▸ Exercise: Take from the listing each line that has the string "this".

┌──

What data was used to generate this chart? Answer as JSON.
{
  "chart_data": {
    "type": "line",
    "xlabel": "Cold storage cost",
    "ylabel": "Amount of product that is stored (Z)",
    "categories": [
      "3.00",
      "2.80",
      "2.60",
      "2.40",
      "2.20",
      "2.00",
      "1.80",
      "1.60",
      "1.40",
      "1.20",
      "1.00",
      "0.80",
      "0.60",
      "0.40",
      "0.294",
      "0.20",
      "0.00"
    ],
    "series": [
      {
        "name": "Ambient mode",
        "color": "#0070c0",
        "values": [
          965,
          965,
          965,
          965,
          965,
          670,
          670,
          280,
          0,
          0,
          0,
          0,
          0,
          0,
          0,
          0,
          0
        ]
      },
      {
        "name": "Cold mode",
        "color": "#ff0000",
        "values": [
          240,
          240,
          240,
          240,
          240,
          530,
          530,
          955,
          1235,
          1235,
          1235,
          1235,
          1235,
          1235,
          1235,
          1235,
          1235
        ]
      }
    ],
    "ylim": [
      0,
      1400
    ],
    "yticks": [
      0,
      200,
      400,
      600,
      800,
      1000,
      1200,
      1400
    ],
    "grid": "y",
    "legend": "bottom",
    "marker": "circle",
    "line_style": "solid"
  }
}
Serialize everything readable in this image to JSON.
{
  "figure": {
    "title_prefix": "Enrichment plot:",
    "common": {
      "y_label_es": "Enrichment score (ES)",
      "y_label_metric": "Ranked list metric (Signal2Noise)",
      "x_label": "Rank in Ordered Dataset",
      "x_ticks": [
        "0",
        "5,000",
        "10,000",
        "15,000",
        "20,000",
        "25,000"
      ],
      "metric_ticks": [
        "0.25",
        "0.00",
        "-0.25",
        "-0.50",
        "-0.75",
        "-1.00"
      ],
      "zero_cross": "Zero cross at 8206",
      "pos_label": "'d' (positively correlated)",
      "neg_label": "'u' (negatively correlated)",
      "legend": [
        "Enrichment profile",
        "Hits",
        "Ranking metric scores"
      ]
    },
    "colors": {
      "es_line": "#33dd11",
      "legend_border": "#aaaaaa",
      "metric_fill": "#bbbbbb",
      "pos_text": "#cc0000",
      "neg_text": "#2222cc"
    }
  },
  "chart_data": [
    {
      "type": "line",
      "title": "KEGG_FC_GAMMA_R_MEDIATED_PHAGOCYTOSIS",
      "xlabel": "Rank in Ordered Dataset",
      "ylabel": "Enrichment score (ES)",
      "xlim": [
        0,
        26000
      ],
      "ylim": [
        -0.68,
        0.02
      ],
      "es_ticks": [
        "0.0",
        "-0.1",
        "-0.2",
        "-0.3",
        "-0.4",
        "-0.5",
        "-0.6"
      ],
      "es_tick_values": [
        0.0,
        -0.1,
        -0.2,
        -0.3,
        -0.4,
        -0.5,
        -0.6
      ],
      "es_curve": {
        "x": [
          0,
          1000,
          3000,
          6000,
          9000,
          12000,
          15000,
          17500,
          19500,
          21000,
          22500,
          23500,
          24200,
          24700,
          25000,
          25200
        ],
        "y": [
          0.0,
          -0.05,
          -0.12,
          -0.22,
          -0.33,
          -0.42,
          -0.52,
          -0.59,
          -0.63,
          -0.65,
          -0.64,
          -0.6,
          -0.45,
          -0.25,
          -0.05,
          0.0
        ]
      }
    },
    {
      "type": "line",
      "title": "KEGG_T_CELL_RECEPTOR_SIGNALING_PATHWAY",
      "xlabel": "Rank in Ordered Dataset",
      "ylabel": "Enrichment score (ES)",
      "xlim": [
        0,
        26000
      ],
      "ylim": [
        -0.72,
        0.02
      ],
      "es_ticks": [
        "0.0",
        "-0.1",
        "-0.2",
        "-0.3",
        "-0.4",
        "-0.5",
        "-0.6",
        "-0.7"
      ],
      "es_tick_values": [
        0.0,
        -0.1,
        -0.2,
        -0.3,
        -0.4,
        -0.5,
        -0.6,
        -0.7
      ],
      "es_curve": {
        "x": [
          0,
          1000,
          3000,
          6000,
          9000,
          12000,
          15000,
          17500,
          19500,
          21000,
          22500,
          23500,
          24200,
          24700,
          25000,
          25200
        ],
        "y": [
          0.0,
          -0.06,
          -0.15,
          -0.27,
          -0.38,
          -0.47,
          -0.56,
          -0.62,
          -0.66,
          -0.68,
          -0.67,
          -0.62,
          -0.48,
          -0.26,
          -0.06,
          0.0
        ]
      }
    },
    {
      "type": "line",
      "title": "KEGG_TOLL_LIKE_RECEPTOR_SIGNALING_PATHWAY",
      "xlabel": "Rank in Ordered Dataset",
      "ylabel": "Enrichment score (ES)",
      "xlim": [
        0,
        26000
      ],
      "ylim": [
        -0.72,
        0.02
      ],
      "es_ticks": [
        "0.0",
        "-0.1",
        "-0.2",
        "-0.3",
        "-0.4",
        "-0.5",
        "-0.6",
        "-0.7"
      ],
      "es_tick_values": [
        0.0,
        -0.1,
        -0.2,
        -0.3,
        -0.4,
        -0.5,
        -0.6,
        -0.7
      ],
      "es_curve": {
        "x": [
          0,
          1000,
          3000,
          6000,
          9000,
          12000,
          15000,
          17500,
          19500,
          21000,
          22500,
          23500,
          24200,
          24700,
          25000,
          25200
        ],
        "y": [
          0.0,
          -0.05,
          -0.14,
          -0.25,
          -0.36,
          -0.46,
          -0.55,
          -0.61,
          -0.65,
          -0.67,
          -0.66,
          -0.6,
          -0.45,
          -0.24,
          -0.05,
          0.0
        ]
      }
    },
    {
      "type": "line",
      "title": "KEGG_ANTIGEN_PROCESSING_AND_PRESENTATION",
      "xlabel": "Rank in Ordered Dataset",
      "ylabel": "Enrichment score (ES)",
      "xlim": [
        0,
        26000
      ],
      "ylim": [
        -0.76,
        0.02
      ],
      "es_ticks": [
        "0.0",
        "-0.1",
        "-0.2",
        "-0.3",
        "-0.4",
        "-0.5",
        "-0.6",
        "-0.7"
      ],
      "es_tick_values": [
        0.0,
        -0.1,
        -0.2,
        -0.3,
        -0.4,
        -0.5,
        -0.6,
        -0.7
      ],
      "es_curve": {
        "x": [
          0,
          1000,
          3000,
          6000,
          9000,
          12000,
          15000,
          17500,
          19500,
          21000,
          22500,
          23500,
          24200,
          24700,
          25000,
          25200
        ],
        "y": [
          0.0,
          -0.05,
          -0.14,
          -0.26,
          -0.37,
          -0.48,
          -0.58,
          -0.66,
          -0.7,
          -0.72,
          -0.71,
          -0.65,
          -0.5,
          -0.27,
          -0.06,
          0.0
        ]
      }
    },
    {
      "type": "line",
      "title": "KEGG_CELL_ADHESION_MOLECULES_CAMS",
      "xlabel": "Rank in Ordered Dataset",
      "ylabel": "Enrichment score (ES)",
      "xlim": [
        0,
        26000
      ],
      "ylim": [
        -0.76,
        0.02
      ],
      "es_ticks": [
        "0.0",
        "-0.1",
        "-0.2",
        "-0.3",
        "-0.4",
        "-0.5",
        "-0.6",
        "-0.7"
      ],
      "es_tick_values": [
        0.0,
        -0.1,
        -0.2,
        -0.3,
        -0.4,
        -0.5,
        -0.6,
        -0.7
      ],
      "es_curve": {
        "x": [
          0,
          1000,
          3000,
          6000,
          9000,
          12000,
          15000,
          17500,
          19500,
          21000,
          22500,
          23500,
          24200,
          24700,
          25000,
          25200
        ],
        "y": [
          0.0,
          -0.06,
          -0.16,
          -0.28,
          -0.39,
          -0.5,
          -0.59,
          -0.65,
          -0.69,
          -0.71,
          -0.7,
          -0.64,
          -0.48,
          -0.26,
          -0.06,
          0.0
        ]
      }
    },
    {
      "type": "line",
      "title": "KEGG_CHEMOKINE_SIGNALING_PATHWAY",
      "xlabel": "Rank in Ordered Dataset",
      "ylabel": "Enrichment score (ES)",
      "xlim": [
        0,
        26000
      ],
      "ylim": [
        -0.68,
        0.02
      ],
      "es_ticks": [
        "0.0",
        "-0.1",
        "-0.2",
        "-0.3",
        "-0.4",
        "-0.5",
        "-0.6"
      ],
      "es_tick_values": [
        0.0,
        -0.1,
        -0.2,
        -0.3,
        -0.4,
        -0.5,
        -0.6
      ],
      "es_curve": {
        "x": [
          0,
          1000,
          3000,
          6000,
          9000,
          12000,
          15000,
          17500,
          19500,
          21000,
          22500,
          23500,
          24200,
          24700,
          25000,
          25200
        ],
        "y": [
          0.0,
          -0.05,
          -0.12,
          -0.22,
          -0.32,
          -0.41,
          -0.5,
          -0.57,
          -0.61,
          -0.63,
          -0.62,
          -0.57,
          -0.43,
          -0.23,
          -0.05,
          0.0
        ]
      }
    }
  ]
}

└──

▸ Task output:
What data was used to generate this chart? Answer as JSON.
Serialize everything readable in this image to JSON.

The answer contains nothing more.